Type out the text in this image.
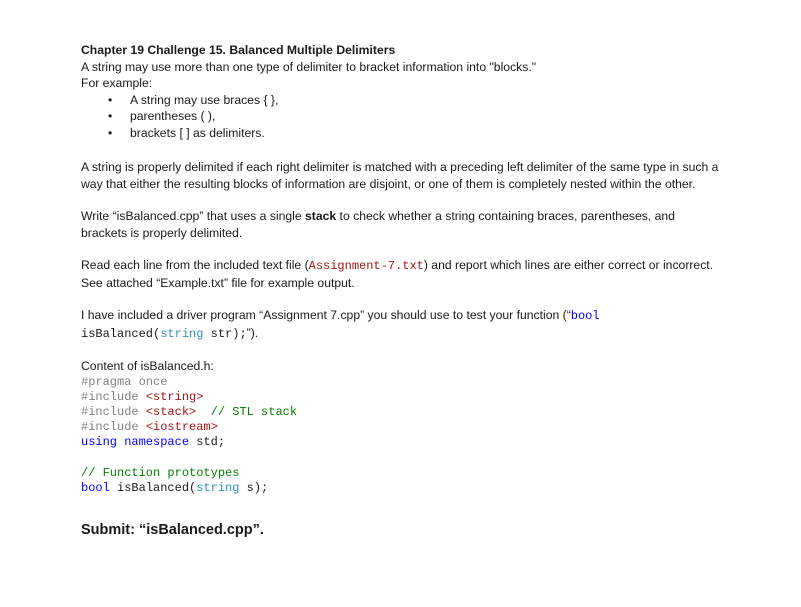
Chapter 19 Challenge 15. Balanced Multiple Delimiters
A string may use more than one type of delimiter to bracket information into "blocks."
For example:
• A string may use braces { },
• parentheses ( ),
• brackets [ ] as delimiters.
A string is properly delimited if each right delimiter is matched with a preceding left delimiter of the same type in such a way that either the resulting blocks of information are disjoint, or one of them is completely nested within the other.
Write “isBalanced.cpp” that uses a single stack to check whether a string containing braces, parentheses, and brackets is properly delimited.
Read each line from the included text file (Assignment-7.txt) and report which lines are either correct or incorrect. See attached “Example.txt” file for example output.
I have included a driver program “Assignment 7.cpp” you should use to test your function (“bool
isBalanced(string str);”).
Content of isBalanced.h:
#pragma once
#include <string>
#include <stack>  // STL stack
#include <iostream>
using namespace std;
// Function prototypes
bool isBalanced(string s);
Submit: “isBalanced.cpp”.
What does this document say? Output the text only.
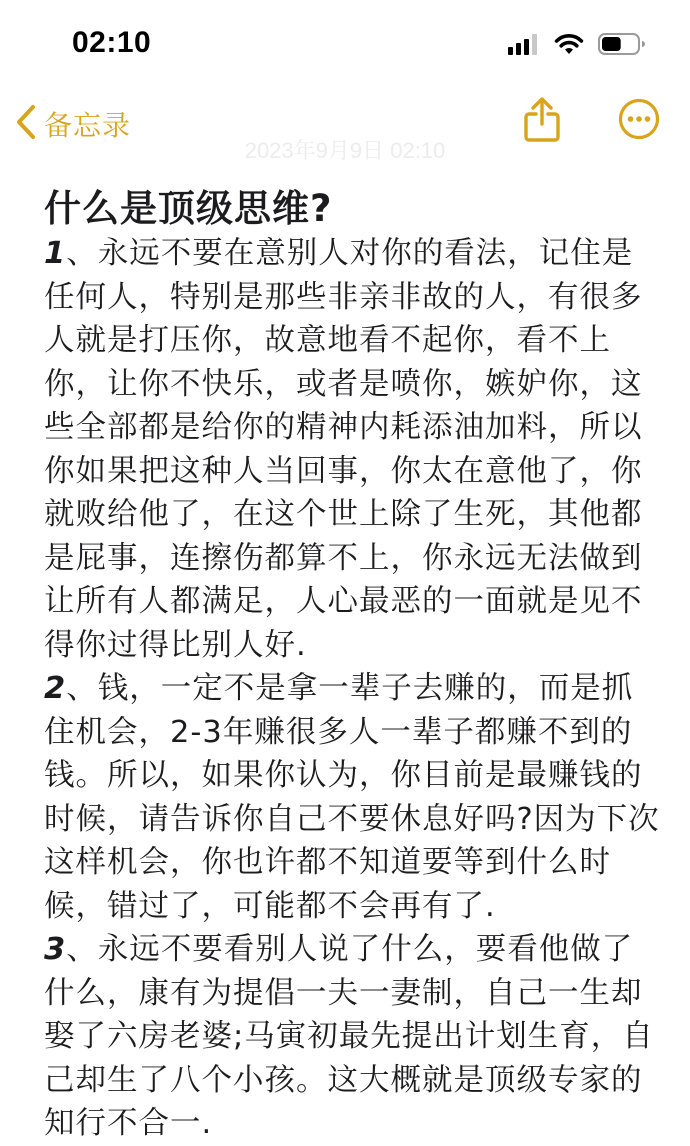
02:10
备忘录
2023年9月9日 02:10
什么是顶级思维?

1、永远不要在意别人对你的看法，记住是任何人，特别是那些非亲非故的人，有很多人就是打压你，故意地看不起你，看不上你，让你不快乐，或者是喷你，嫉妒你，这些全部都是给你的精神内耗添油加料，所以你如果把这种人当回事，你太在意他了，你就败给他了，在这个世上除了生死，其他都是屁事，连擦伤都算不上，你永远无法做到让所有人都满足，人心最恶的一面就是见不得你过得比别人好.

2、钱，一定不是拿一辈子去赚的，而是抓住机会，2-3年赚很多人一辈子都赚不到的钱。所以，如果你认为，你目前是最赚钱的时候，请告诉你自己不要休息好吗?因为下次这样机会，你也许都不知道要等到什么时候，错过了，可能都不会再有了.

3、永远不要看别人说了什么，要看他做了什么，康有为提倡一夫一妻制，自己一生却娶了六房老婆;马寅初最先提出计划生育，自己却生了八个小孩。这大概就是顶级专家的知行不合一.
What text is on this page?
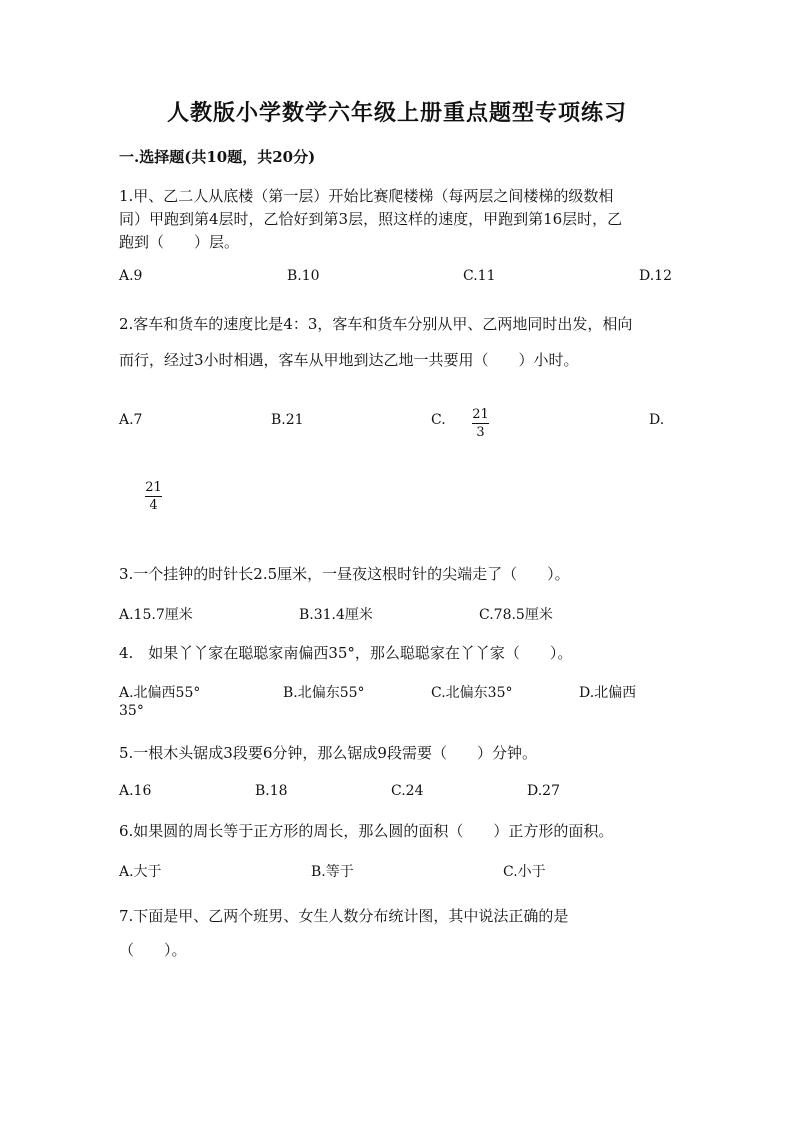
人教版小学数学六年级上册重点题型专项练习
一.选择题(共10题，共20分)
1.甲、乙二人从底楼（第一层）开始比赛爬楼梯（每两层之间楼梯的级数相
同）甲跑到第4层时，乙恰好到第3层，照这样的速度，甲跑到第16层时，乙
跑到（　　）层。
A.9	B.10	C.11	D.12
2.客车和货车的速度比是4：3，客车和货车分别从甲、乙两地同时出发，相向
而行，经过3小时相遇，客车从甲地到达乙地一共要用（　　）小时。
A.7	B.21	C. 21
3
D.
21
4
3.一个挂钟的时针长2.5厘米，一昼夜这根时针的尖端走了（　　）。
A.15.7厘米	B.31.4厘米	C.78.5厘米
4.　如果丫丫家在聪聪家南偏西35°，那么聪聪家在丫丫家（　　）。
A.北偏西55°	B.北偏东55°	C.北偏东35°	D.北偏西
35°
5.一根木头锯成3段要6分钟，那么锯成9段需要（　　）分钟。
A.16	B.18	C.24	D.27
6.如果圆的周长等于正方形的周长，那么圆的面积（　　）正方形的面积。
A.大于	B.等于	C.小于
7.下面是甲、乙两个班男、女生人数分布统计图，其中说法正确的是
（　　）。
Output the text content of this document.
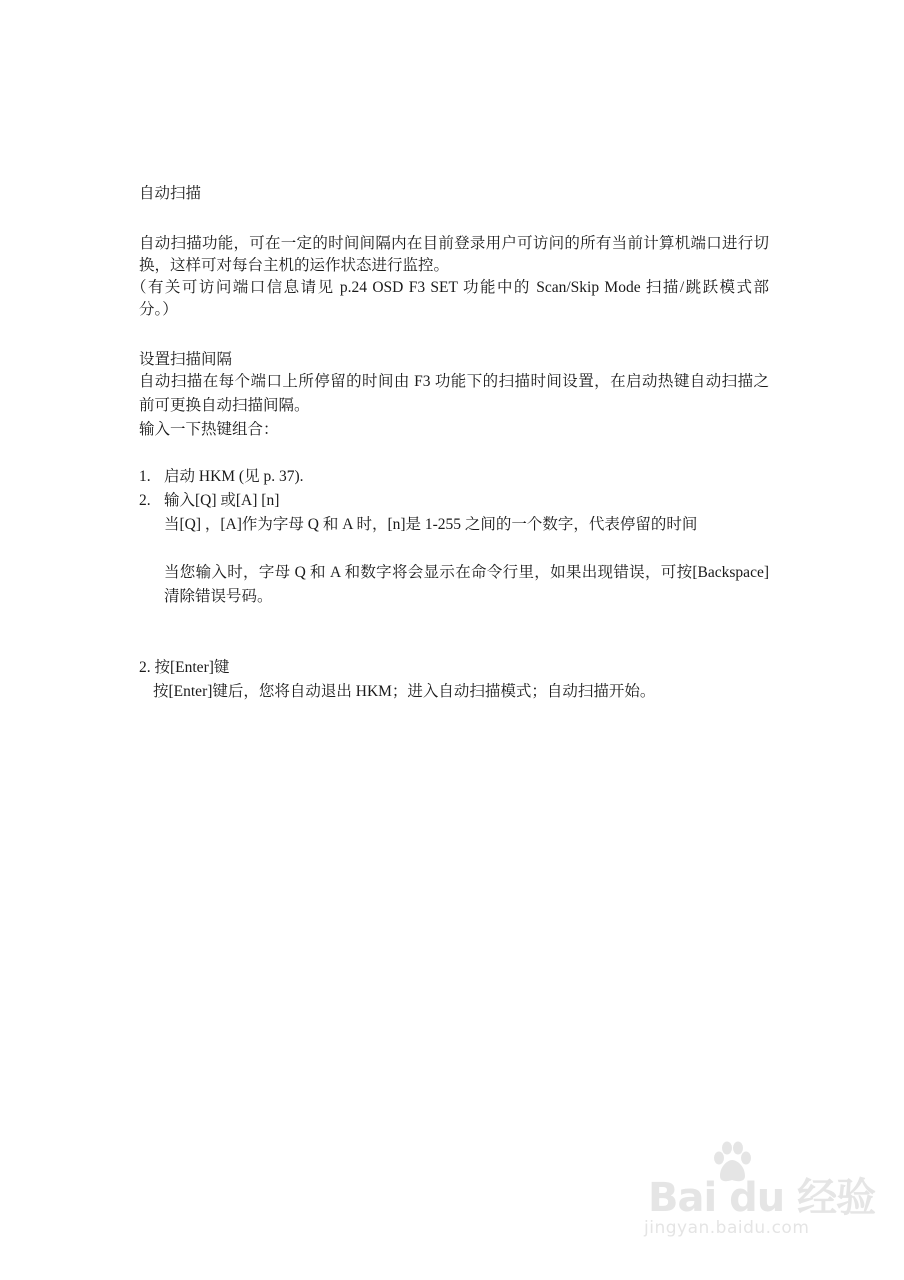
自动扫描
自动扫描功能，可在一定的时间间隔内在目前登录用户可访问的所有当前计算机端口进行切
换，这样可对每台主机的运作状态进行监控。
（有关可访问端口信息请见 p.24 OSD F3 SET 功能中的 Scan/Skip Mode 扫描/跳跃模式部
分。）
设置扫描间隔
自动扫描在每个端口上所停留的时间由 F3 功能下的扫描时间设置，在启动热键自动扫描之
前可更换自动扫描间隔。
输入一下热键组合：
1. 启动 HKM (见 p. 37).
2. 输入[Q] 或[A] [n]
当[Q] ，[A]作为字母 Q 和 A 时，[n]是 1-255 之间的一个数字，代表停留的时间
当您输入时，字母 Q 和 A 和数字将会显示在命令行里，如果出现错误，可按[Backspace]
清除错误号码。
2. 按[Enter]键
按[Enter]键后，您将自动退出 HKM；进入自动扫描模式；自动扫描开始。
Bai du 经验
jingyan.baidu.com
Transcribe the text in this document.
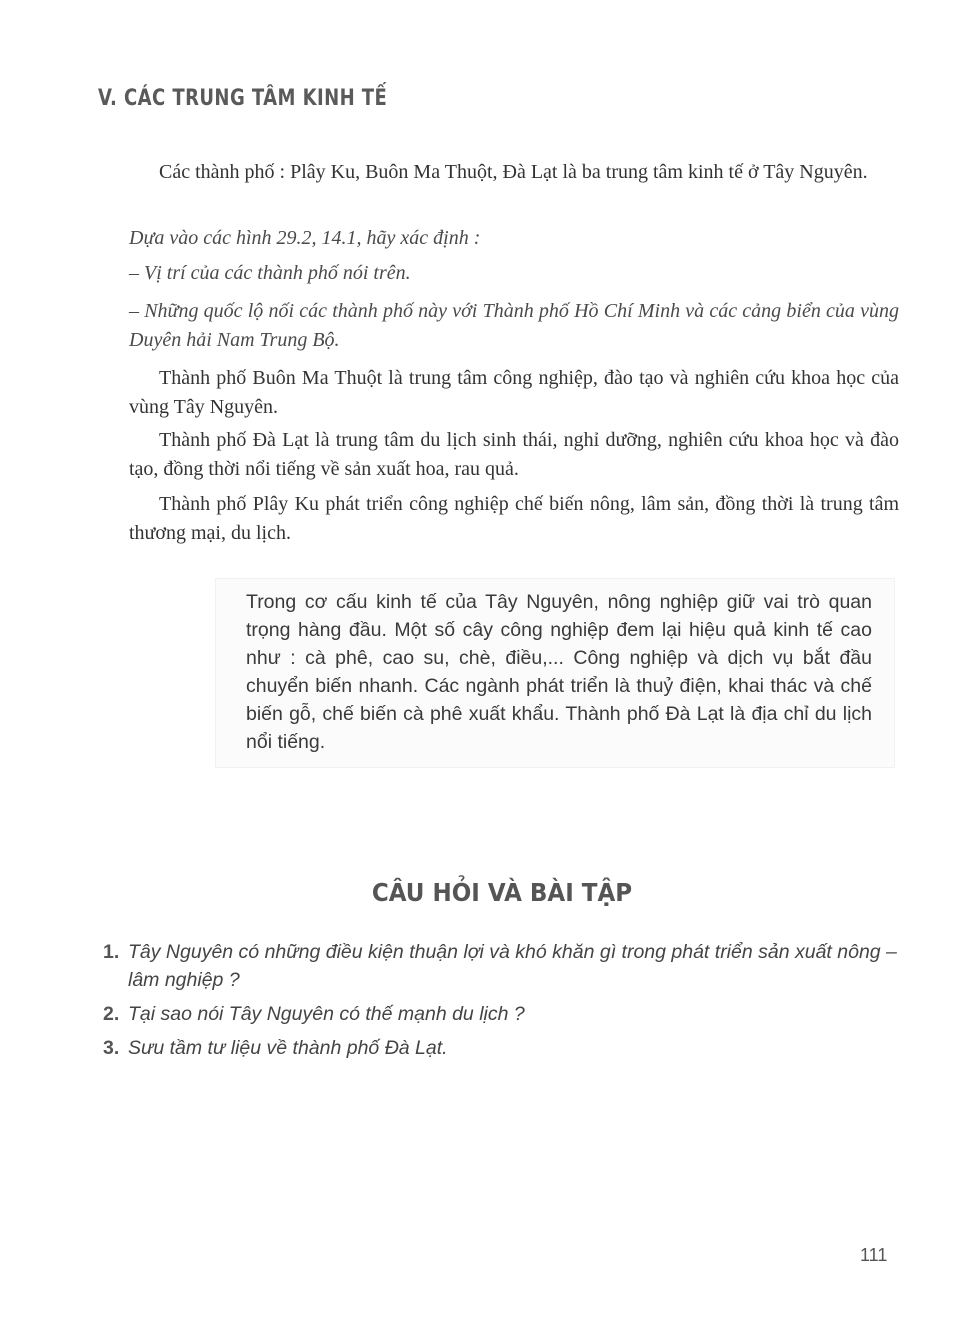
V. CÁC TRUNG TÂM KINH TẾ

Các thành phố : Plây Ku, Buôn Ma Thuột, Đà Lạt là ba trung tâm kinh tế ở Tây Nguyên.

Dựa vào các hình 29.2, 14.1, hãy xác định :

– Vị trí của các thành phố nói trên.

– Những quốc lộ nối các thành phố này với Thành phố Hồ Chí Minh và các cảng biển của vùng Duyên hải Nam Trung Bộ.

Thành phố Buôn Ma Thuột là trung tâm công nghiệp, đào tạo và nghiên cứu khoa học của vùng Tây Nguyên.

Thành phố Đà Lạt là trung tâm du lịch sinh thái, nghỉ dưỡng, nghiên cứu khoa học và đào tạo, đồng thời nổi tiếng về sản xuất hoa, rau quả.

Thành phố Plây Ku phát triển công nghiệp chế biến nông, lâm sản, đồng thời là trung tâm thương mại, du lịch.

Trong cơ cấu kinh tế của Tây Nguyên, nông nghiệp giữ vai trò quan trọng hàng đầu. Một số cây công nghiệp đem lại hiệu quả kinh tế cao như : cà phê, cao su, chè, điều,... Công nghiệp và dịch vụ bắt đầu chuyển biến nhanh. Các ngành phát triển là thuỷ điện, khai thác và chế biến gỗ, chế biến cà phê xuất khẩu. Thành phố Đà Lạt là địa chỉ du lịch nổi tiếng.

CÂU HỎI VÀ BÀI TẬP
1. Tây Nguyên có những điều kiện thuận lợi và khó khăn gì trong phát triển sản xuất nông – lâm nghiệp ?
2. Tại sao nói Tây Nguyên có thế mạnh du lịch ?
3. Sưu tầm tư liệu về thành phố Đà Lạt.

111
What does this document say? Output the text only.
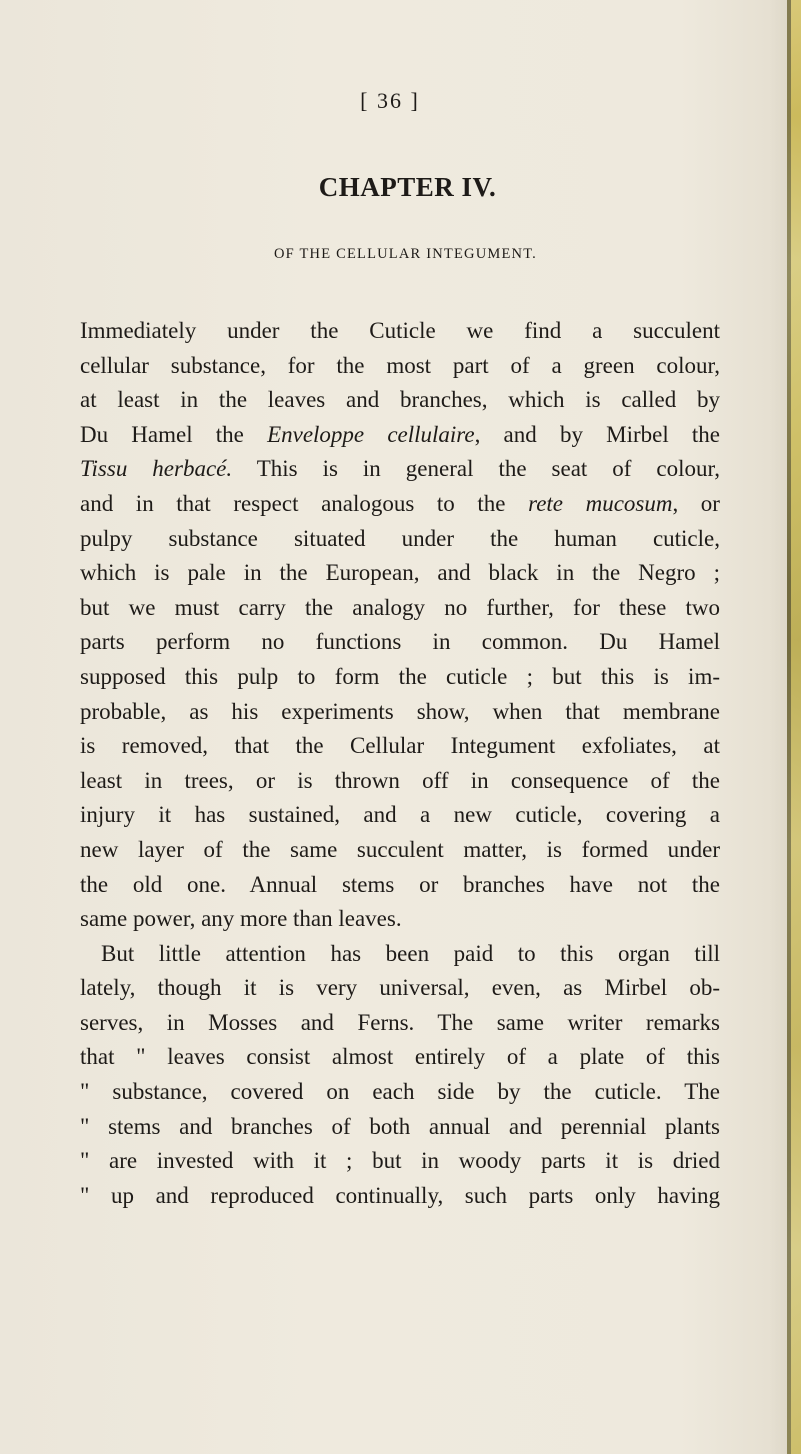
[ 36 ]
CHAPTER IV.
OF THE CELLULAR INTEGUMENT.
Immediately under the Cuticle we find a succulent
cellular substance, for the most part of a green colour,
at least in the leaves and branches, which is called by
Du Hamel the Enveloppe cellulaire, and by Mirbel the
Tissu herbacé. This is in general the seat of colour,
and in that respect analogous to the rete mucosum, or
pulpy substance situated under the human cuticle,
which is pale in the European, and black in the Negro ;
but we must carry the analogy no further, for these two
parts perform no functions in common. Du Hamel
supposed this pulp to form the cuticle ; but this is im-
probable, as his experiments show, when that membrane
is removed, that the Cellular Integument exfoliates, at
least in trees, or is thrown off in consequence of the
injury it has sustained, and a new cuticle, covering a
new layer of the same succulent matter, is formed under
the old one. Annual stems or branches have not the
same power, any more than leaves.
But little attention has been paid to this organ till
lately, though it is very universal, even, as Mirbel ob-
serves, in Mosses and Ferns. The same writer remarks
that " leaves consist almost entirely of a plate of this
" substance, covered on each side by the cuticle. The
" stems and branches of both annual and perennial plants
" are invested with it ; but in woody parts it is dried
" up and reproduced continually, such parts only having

+===+

• [Written request]: The pictures should not appear in the copy; every other part of the records above must be returned exactly.

• [Response to the exercise]:
Type out the text in this image.
Chapter 19 Challenge 15. Balanced Multiple Delimiters
A string may use more than one type of delimiter to bracket information into "blocks."
For example:
• A string may use braces { },
• parentheses ( ),
• brackets [ ] as delimiters.
A string is properly delimited if each right delimiter is matched with a preceding left delimiter of the same type in such a way that either the resulting blocks of information are disjoint, or one of them is completely nested within the other.
Write “isBalanced.cpp” that uses a single stack to check whether a string containing braces, parentheses, and brackets is properly delimited.
Read each line from the included text file (Assignment-7.txt) and report which lines are either correct or incorrect. See attached “Example.txt” file for example output.
I have included a driver program “Assignment 7.cpp” you should use to test your function (“bool
isBalanced(string str);”).
Content of isBalanced.h:
#pragma once
#include <string>
#include <stack>  // STL stack
#include <iostream>
using namespace std;
// Function prototypes
bool isBalanced(string s);
Submit: “isBalanced.cpp”.
What does this document say? Output the text only.
02:10
备忘录
2023年9月9日 02:10
什么是顶级思维?

1、永远不要在意别人对你的看法，记住是任何人，特别是那些非亲非故的人，有很多人就是打压你，故意地看不起你，看不上你，让你不快乐，或者是喷你，嫉妒你，这些全部都是给你的精神内耗添油加料，所以你如果把这种人当回事，你太在意他了，你就败给他了，在这个世上除了生死，其他都是屁事，连擦伤都算不上，你永远无法做到让所有人都满足，人心最恶的一面就是见不得你过得比别人好.

2、钱，一定不是拿一辈子去赚的，而是抓住机会，2-3年赚很多人一辈子都赚不到的钱。所以，如果你认为，你目前是最赚钱的时候，请告诉你自己不要休息好吗?因为下次这样机会，你也许都不知道要等到什么时候，错过了，可能都不会再有了.

3、永远不要看别人说了什么，要看他做了什么，康有为提倡一夫一妻制，自己一生却娶了六房老婆;马寅初最先提出计划生育，自己却生了八个小孩。这大概就是顶级专家的知行不合一.
What text is on this page?
人教版小学数学六年级上册重点题型专项练习
一.选择题(共10题，共20分)
1.甲、乙二人从底楼（第一层）开始比赛爬楼梯（每两层之间楼梯的级数相
同）甲跑到第4层时，乙恰好到第3层，照这样的速度，甲跑到第16层时，乙
跑到（　　）层。
A.9	B.10	C.11	D.12
2.客车和货车的速度比是4：3，客车和货车分别从甲、乙两地同时出发，相向
而行，经过3小时相遇，客车从甲地到达乙地一共要用（　　）小时。
A.7	B.21	C. 21
3
D.
21
4
3.一个挂钟的时针长2.5厘米，一昼夜这根时针的尖端走了（　　）。
A.15.7厘米	B.31.4厘米	C.78.5厘米
4.　如果丫丫家在聪聪家南偏西35°，那么聪聪家在丫丫家（　　）。
A.北偏西55°	B.北偏东55°	C.北偏东35°	D.北偏西
35°
5.一根木头锯成3段要6分钟，那么锯成9段需要（　　）分钟。
A.16	B.18	C.24	D.27
6.如果圆的周长等于正方形的周长，那么圆的面积（　　）正方形的面积。
A.大于	B.等于	C.小于
7.下面是甲、乙两个班男、女生人数分布统计图，其中说法正确的是
（　　）。
Output the text content of this document.
自动扫描
自动扫描功能，可在一定的时间间隔内在目前登录用户可访问的所有当前计算机端口进行切
换，这样可对每台主机的运作状态进行监控。
（有关可访问端口信息请见 p.24 OSD F3 SET 功能中的 Scan/Skip Mode 扫描/跳跃模式部
分。）
设置扫描间隔
自动扫描在每个端口上所停留的时间由 F3 功能下的扫描时间设置，在启动热键自动扫描之
前可更换自动扫描间隔。
输入一下热键组合：
1. 启动 HKM (见 p. 37).
2. 输入[Q] 或[A] [n]
当[Q] ，[A]作为字母 Q 和 A 时，[n]是 1-255 之间的一个数字，代表停留的时间
当您输入时，字母 Q 和 A 和数字将会显示在命令行里，如果出现错误，可按[Backspace]
清除错误号码。
2. 按[Enter]键
按[Enter]键后，您将自动退出 HKM；进入自动扫描模式；自动扫描开始。
Bai du 经验
jingyan.baidu.com
Transcribe the text in this document.
V. CÁC TRUNG TÂM KINH TẾ

Các thành phố : Plây Ku, Buôn Ma Thuột, Đà Lạt là ba trung tâm kinh tế ở Tây Nguyên.

Dựa vào các hình 29.2, 14.1, hãy xác định :

– Vị trí của các thành phố nói trên.

– Những quốc lộ nối các thành phố này với Thành phố Hồ Chí Minh và các cảng biển của vùng Duyên hải Nam Trung Bộ.

Thành phố Buôn Ma Thuột là trung tâm công nghiệp, đào tạo và nghiên cứu khoa học của vùng Tây Nguyên.

Thành phố Đà Lạt là trung tâm du lịch sinh thái, nghỉ dưỡng, nghiên cứu khoa học và đào tạo, đồng thời nổi tiếng về sản xuất hoa, rau quả.

Thành phố Plây Ku phát triển công nghiệp chế biến nông, lâm sản, đồng thời là trung tâm thương mại, du lịch.

Trong cơ cấu kinh tế của Tây Nguyên, nông nghiệp giữ vai trò quan trọng hàng đầu. Một số cây công nghiệp đem lại hiệu quả kinh tế cao như : cà phê, cao su, chè, điều,... Công nghiệp và dịch vụ bắt đầu chuyển biến nhanh. Các ngành phát triển là thuỷ điện, khai thác và chế biến gỗ, chế biến cà phê xuất khẩu. Thành phố Đà Lạt là địa chỉ du lịch nổi tiếng.

CÂU HỎI VÀ BÀI TẬP
1. Tây Nguyên có những điều kiện thuận lợi và khó khăn gì trong phát triển sản xuất nông – lâm nghiệp ?
2. Tại sao nói Tây Nguyên có thế mạnh du lịch ?
3. Sưu tầm tư liệu về thành phố Đà Lạt.

111
What does this document say? Output the text only.
[ 36 ]
CHAPTER IV.
OF THE CELLULAR INTEGUMENT.
Immediately under the Cuticle we find a succulent
cellular substance, for the most part of a green colour,
at least in the leaves and branches, which is called by
Du Hamel the Enveloppe cellulaire, and by Mirbel the
Tissu herbacé. This is in general the seat of colour,
and in that respect analogous to the rete mucosum, or
pulpy substance situated under the human cuticle,
which is pale in the European, and black in the Negro ;
but we must carry the analogy no further, for these two
parts perform no functions in common. Du Hamel
supposed this pulp to form the cuticle ; but this is im-
probable, as his experiments show, when that membrane
is removed, that the Cellular Integument exfoliates, at
least in trees, or is thrown off in consequence of the
injury it has sustained, and a new cuticle, covering a
new layer of the same succulent matter, is formed under
the old one. Annual stems or branches have not the
same power, any more than leaves.
But little attention has been paid to this organ till
lately, though it is very universal, even, as Mirbel ob-
serves, in Mosses and Ferns. The same writer remarks
that " leaves consist almost entirely of a plate of this
" substance, covered on each side by the cuticle. The
" stems and branches of both annual and perennial plants
" are invested with it ; but in woody parts it is dried
" up and reproduced continually, such parts only having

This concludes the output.